Records shown =
----------

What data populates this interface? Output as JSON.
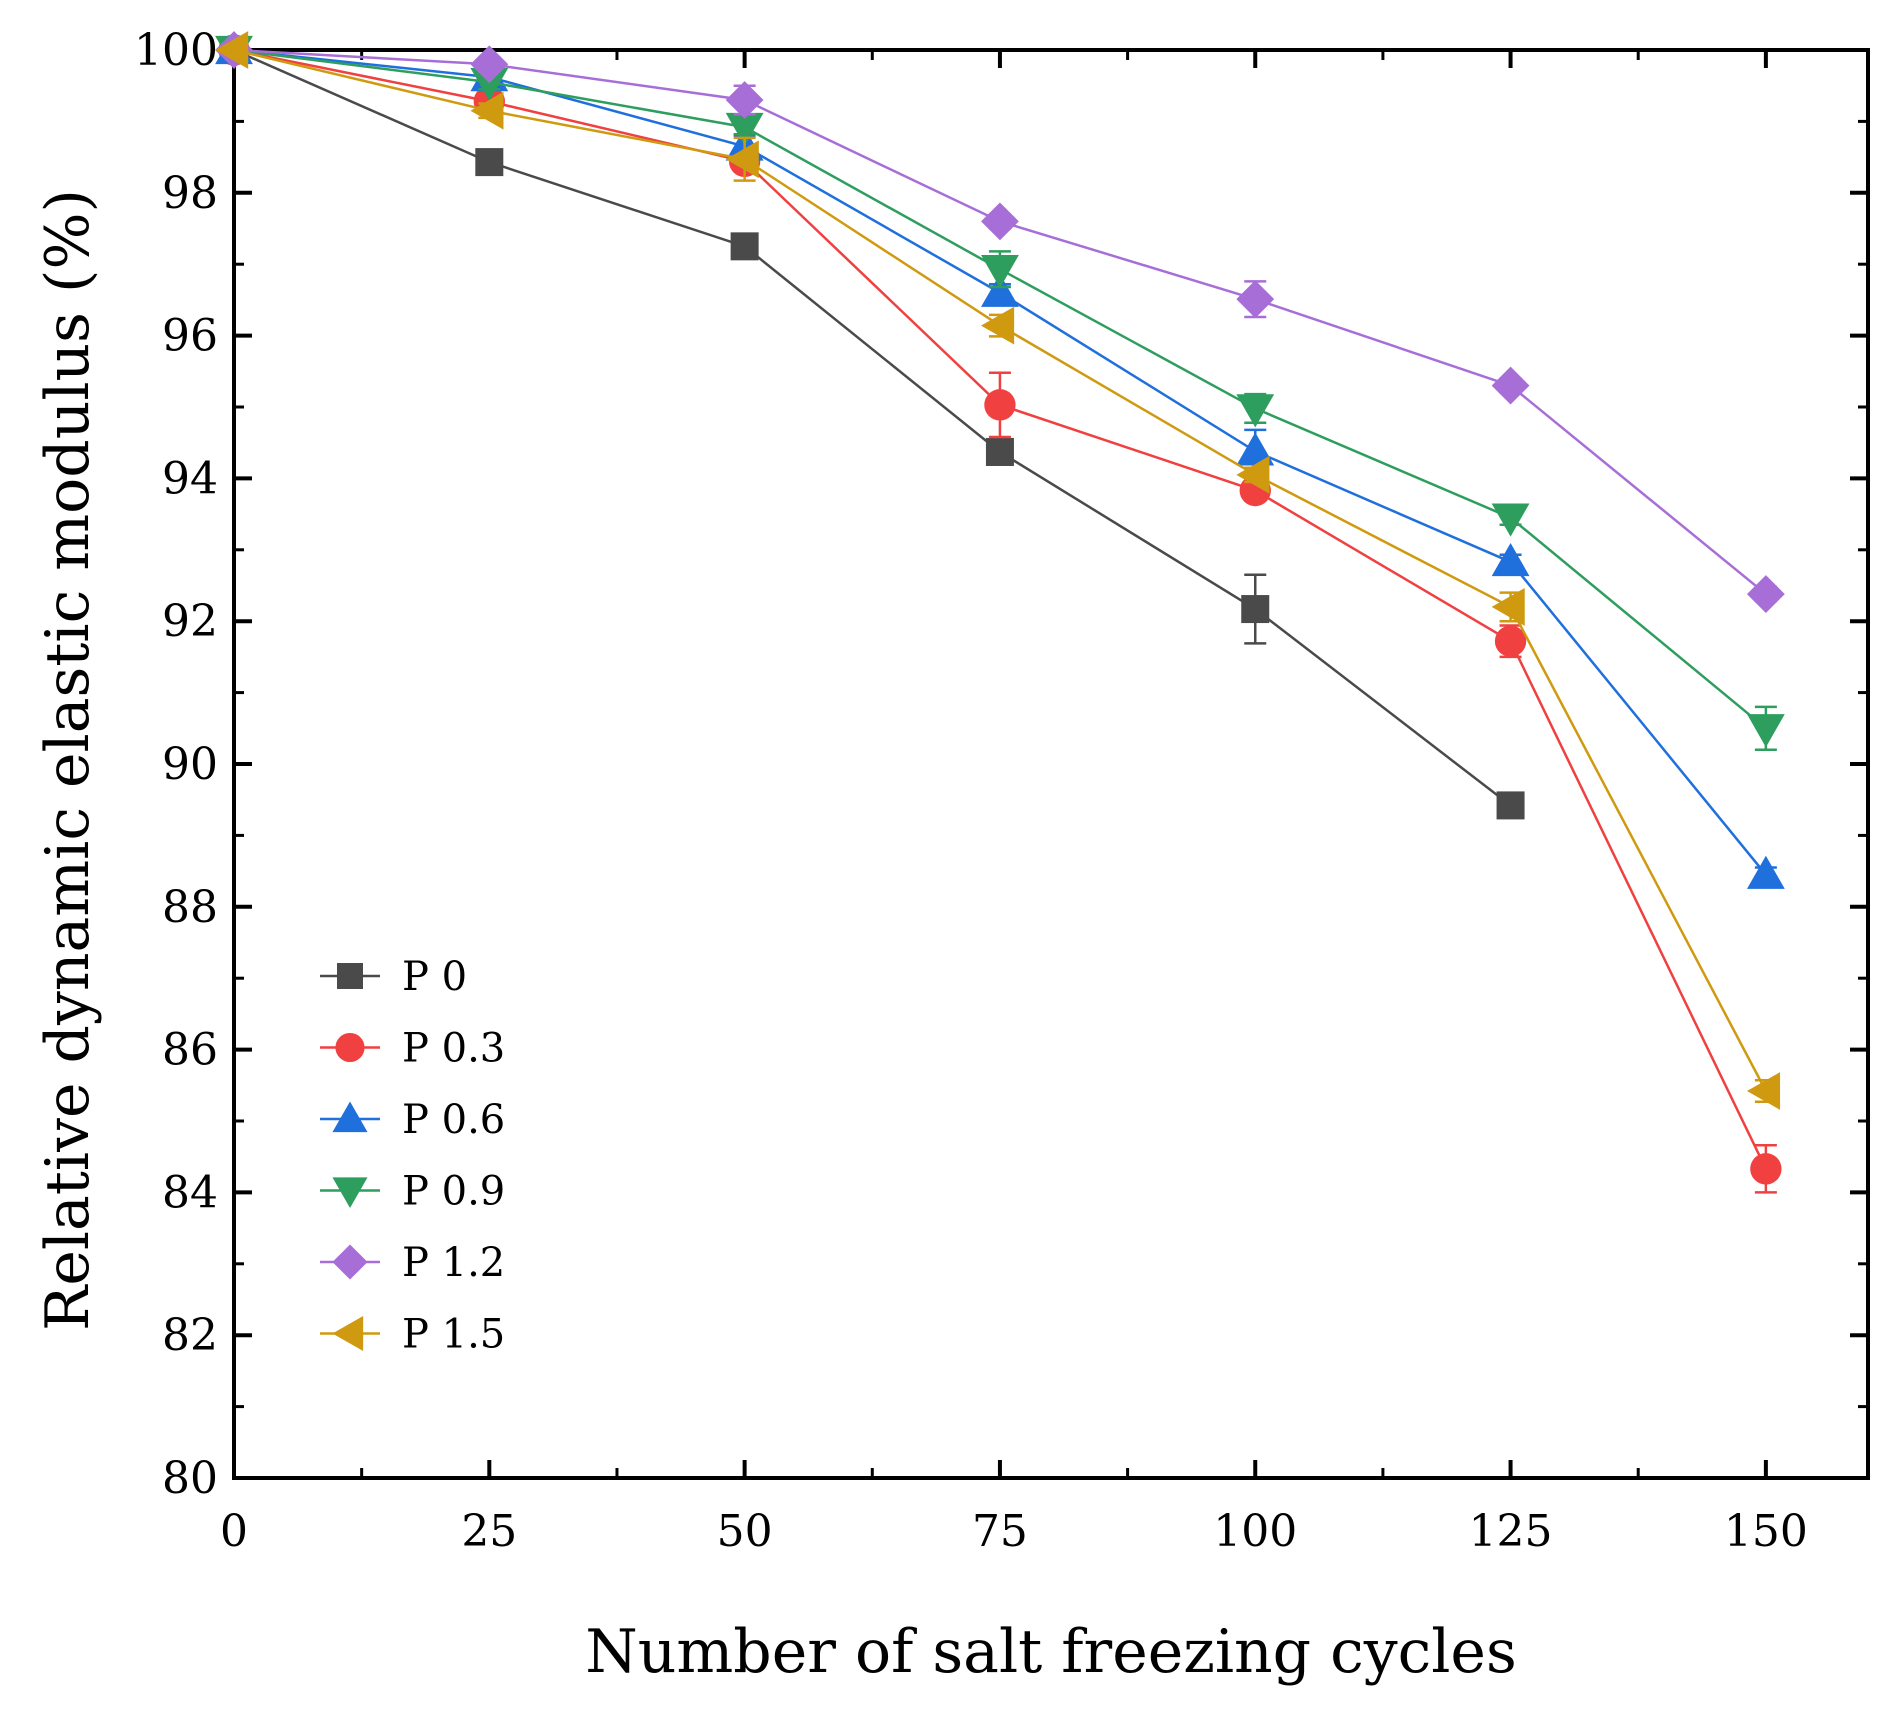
{
  "chart_data": {
    "type": "line",
    "title": "",
    "xlabel": "Number of salt freezing cycles",
    "ylabel": "Relative dynamic elastic modulus (%)",
    "xlim": [
      0,
      160
    ],
    "ylim": [
      80,
      100
    ],
    "xticks": [
      0,
      25,
      50,
      75,
      100,
      125,
      150
    ],
    "yticks": [
      80,
      82,
      84,
      86,
      88,
      90,
      92,
      94,
      96,
      98,
      100
    ],
    "grid": false,
    "legend_position": "lower-left",
    "series": [
      {
        "name": "P 0",
        "color": "#4a4a4a",
        "marker": "square",
        "x": [
          0,
          25,
          50,
          75,
          100,
          125
        ],
        "values": [
          100,
          98.43,
          97.25,
          94.37,
          92.17,
          89.42
        ],
        "errors": [
          0,
          0.1,
          0.1,
          0.15,
          0.48,
          0.1
        ]
      },
      {
        "name": "P 0.3",
        "color": "#f04040",
        "marker": "circle",
        "x": [
          0,
          25,
          50,
          75,
          100,
          125,
          150
        ],
        "values": [
          100,
          99.28,
          98.44,
          95.03,
          93.83,
          91.72,
          84.33
        ],
        "errors": [
          0,
          0.1,
          0.1,
          0.45,
          0.1,
          0.22,
          0.33
        ]
      },
      {
        "name": "P 0.6",
        "color": "#1f6fdc",
        "marker": "triangle-up",
        "x": [
          0,
          25,
          50,
          75,
          100,
          125,
          150
        ],
        "values": [
          100,
          99.62,
          98.65,
          96.6,
          94.38,
          92.83,
          88.45
        ],
        "errors": [
          0,
          0.1,
          0.15,
          0.12,
          0.3,
          0.1,
          0.1
        ]
      },
      {
        "name": "P 0.9",
        "color": "#2e9e5e",
        "marker": "triangle-down",
        "x": [
          0,
          25,
          50,
          75,
          100,
          125,
          150
        ],
        "values": [
          100,
          99.55,
          98.92,
          96.93,
          94.98,
          93.45,
          90.5
        ],
        "errors": [
          0,
          0.1,
          0.1,
          0.25,
          0.2,
          0.1,
          0.3
        ]
      },
      {
        "name": "P 1.2",
        "color": "#a86ed8",
        "marker": "diamond",
        "x": [
          0,
          25,
          50,
          75,
          100,
          125,
          150
        ],
        "values": [
          100,
          99.8,
          99.3,
          97.6,
          96.51,
          95.3,
          92.38
        ],
        "errors": [
          0,
          0.1,
          0.2,
          0.1,
          0.25,
          0.1,
          0.1
        ]
      },
      {
        "name": "P 1.5",
        "color": "#d09a10",
        "marker": "triangle-left",
        "x": [
          0,
          25,
          50,
          75,
          100,
          125,
          150
        ],
        "values": [
          100,
          99.15,
          98.47,
          96.14,
          94.05,
          92.2,
          85.42
        ],
        "errors": [
          0,
          0.1,
          0.3,
          0.15,
          0.1,
          0.2,
          0.15
        ]
      }
    ]
  }
}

----------

Task to carry out = Return every line containing "color".

Result of this task =
        "color": "#4a4a4a",
        "color": "#f04040",
        "color": "#1f6fdc",
        "color": "#2e9e5e",
        "color": "#a86ed8",
        "color": "#d09a10",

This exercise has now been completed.